PROVIDED ENTRIES
+---+
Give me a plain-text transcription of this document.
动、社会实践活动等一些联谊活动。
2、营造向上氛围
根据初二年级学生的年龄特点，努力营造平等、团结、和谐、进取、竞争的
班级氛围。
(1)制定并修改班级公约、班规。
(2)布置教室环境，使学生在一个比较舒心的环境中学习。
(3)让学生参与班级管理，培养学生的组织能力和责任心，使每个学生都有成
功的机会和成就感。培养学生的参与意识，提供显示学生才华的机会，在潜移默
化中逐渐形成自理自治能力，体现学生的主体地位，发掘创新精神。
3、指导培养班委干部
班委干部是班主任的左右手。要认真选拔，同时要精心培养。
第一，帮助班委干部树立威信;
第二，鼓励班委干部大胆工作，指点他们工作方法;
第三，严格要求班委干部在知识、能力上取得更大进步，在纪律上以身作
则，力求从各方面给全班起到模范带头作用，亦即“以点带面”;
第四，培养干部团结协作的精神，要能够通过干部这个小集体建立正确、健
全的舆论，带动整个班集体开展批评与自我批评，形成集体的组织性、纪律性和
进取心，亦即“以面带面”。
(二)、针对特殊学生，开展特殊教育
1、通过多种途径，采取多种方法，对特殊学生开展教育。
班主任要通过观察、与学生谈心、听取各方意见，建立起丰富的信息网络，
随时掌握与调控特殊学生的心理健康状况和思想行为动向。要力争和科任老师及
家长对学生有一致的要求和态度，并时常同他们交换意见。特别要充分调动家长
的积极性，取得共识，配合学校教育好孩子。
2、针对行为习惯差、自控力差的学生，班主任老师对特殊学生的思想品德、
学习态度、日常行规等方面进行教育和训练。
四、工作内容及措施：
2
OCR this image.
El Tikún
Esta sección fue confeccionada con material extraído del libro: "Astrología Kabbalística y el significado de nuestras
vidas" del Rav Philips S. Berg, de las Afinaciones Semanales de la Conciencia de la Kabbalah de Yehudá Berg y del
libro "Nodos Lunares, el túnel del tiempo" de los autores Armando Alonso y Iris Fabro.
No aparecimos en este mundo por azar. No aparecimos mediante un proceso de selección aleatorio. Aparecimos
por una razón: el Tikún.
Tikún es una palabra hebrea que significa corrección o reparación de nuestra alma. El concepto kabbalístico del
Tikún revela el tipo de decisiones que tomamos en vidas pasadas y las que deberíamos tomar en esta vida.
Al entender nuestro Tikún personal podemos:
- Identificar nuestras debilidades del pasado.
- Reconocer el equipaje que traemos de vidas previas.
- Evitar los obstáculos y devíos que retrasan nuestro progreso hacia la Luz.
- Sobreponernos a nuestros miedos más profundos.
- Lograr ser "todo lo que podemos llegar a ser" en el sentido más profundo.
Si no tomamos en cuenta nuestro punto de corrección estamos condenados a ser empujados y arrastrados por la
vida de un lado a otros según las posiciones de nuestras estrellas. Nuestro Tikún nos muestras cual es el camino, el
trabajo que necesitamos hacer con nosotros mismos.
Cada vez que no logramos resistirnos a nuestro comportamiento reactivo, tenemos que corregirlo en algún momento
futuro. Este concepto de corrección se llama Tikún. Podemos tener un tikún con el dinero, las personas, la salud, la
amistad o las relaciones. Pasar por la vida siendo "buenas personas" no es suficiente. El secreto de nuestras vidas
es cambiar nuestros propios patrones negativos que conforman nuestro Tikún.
+---+
Go through the records and copy each line with "personas" in it.

futuro. Este concepto de corrección se llama Tikún. Podemos tener un tikún con el dinero, las personas, la salud, la
amistad o las relaciones. Pasar por la vida siendo "buenas personas" no es suficiente. El secreto de nuestras vidas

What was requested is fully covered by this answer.